▸ **Exercise prompt**: Reproduce the entire listing word for word.

▸ **Extracted records**:
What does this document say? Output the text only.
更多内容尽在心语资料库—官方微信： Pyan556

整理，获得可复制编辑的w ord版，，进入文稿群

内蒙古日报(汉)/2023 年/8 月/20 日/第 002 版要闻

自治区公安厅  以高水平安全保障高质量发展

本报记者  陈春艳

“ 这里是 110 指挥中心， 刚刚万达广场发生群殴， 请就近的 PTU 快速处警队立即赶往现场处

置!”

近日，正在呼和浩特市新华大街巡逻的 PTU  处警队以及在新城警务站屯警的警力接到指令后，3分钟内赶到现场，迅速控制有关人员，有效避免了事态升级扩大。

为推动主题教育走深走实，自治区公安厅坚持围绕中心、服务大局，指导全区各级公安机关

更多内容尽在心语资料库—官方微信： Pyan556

▸ **Solution for this task**:
What does this document say? Output the text only.
更多内容尽在心语资料库—官方微信： Pyan556

整理，获得可复制编辑的w ord版，，进入文稿群

内蒙古日报(汉)/2023 年/8 月/20 日/第 002 版要闻

自治区公安厅  以高水平安全保障高质量发展

本报记者  陈春艳

“ 这里是 110 指挥中心， 刚刚万达广场发生群殴， 请就近的 PTU 快速处警队立即赶往现场处

置!”

近日，正在呼和浩特市新华大街巡逻的 PTU  处警队以及在新城警务站屯警的警力接到指令后，3分钟内赶到现场，迅速控制有关人员，有效避免了事态升级扩大。

为推动主题教育走深走实，自治区公安厅坚持围绕中心、服务大局，指导全区各级公安机关

更多内容尽在心语资料库—官方微信： Pyan556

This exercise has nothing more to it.